Your task – Determine how many lines of the data below contain "Bredstedt", then give only that number.

Dataset records –

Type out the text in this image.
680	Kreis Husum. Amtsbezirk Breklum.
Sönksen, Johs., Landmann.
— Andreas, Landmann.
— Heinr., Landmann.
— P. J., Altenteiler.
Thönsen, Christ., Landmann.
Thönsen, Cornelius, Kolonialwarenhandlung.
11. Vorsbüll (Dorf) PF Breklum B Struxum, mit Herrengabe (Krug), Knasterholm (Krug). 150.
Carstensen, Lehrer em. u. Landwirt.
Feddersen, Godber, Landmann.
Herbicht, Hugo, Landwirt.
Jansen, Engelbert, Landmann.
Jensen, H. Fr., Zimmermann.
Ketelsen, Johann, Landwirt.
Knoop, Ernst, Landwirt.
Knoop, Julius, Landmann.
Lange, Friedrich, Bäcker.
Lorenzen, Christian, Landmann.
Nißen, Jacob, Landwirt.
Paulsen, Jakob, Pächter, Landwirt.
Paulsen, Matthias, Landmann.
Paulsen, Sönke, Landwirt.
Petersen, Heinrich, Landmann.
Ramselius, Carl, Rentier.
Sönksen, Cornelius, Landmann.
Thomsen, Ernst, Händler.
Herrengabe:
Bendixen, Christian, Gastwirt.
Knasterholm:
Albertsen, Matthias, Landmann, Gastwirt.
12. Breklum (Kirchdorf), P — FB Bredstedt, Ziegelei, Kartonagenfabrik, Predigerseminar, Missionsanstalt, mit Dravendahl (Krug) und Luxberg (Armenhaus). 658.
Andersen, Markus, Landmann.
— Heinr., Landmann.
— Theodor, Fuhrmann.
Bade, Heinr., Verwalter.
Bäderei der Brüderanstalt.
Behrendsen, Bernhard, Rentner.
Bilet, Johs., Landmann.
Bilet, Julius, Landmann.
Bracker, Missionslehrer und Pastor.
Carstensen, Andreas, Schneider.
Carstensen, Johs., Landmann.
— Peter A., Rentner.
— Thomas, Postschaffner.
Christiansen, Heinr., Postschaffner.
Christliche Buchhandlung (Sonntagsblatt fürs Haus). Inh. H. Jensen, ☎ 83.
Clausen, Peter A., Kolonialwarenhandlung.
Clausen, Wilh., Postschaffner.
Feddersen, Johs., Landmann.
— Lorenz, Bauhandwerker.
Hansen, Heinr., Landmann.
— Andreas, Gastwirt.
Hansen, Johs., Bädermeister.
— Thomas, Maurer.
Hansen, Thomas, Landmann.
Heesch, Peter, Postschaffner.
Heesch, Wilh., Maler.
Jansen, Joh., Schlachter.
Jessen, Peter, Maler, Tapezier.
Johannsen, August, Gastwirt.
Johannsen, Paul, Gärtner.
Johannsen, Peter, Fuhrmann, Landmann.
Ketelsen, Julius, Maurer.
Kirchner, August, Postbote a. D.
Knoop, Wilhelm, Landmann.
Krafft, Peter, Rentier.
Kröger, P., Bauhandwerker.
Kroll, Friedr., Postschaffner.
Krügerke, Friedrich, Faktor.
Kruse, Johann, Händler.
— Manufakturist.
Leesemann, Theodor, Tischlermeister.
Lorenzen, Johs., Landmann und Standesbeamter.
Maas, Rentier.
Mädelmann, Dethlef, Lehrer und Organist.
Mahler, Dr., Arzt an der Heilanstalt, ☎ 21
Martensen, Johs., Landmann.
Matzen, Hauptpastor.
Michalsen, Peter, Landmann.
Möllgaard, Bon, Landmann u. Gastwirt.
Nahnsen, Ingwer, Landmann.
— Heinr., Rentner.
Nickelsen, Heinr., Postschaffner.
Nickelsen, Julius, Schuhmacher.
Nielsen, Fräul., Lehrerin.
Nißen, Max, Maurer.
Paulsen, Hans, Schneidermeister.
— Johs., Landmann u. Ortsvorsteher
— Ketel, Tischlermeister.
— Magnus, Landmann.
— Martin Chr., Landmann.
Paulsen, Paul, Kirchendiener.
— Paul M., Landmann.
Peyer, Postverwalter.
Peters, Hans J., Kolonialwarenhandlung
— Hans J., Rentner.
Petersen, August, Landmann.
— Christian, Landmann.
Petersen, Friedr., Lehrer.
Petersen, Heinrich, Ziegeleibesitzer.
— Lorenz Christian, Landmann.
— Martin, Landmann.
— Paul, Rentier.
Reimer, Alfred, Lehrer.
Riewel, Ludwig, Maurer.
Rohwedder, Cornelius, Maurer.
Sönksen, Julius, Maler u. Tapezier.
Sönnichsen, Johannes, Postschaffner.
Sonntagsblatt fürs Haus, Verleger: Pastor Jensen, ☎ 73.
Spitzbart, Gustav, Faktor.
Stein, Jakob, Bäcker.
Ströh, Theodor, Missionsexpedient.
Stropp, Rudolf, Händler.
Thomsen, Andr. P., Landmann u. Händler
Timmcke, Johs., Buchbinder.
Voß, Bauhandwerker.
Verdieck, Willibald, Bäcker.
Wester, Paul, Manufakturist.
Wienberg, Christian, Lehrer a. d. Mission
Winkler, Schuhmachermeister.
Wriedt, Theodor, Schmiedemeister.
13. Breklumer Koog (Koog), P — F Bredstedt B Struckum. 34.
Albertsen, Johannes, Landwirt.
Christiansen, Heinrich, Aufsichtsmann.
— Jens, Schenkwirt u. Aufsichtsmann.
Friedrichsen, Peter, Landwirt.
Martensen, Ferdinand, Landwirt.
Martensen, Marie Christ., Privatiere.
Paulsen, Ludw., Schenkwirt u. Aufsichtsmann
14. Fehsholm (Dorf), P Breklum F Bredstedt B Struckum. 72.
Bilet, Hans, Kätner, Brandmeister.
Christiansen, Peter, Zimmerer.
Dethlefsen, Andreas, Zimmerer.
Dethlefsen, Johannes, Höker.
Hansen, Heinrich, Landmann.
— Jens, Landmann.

Solution to this exercise – 3